Stored records
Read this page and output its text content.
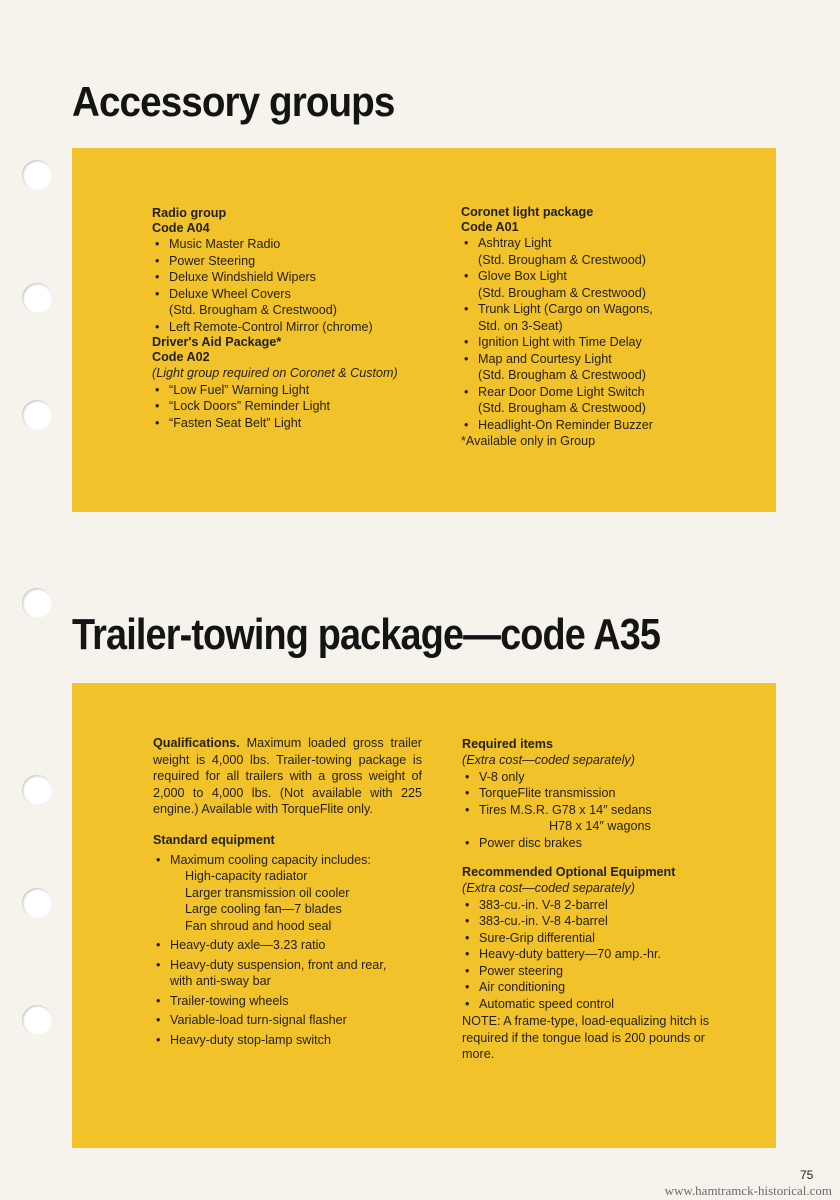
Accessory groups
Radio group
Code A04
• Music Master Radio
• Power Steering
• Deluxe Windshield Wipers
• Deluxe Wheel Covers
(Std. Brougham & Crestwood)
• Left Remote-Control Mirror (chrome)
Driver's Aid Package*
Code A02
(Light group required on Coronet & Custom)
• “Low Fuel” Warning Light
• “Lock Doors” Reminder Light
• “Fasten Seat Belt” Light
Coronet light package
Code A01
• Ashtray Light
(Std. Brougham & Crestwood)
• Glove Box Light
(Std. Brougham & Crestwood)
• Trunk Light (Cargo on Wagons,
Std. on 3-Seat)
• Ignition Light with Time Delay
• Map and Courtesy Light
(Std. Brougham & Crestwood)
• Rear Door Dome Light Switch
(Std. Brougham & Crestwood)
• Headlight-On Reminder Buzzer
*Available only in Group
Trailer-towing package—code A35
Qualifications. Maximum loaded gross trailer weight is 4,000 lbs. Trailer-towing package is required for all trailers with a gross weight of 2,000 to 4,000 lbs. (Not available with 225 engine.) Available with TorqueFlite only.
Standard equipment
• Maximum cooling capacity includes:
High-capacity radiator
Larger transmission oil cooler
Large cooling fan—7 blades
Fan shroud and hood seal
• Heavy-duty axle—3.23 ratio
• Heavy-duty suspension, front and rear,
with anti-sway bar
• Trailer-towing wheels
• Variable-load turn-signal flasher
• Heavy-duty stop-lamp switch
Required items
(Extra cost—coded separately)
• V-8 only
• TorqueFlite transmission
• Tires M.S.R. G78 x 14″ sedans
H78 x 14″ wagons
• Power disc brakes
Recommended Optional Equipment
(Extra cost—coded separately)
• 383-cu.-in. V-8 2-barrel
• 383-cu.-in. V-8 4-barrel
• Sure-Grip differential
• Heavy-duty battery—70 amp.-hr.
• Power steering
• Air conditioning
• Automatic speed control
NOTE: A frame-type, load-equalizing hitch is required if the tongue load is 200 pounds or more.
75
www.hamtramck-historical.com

**PROBLEM TO WORK ON**:
Transcribe all the data word for word; the images stay out.

**EXPECTED OUTPUT**:
Read this page and output its text content.
Accessory groups
Radio group
Code A04
• Music Master Radio
• Power Steering
• Deluxe Windshield Wipers
• Deluxe Wheel Covers
(Std. Brougham & Crestwood)
• Left Remote-Control Mirror (chrome)
Driver's Aid Package*
Code A02
(Light group required on Coronet & Custom)
• “Low Fuel” Warning Light
• “Lock Doors” Reminder Light
• “Fasten Seat Belt” Light
Coronet light package
Code A01
• Ashtray Light
(Std. Brougham & Crestwood)
• Glove Box Light
(Std. Brougham & Crestwood)
• Trunk Light (Cargo on Wagons,
Std. on 3-Seat)
• Ignition Light with Time Delay
• Map and Courtesy Light
(Std. Brougham & Crestwood)
• Rear Door Dome Light Switch
(Std. Brougham & Crestwood)
• Headlight-On Reminder Buzzer
*Available only in Group
Trailer-towing package—code A35
Qualifications. Maximum loaded gross trailer weight is 4,000 lbs. Trailer-towing package is required for all trailers with a gross weight of 2,000 to 4,000 lbs. (Not available with 225 engine.) Available with TorqueFlite only.
Standard equipment
• Maximum cooling capacity includes:
High-capacity radiator
Larger transmission oil cooler
Large cooling fan—7 blades
Fan shroud and hood seal
• Heavy-duty axle—3.23 ratio
• Heavy-duty suspension, front and rear,
with anti-sway bar
• Trailer-towing wheels
• Variable-load turn-signal flasher
• Heavy-duty stop-lamp switch
Required items
(Extra cost—coded separately)
• V-8 only
• TorqueFlite transmission
• Tires M.S.R. G78 x 14″ sedans
H78 x 14″ wagons
• Power disc brakes
Recommended Optional Equipment
(Extra cost—coded separately)
• 383-cu.-in. V-8 2-barrel
• 383-cu.-in. V-8 4-barrel
• Sure-Grip differential
• Heavy-duty battery—70 amp.-hr.
• Power steering
• Air conditioning
• Automatic speed control
NOTE: A frame-type, load-equalizing hitch is required if the tongue load is 200 pounds or more.
75
www.hamtramck-historical.com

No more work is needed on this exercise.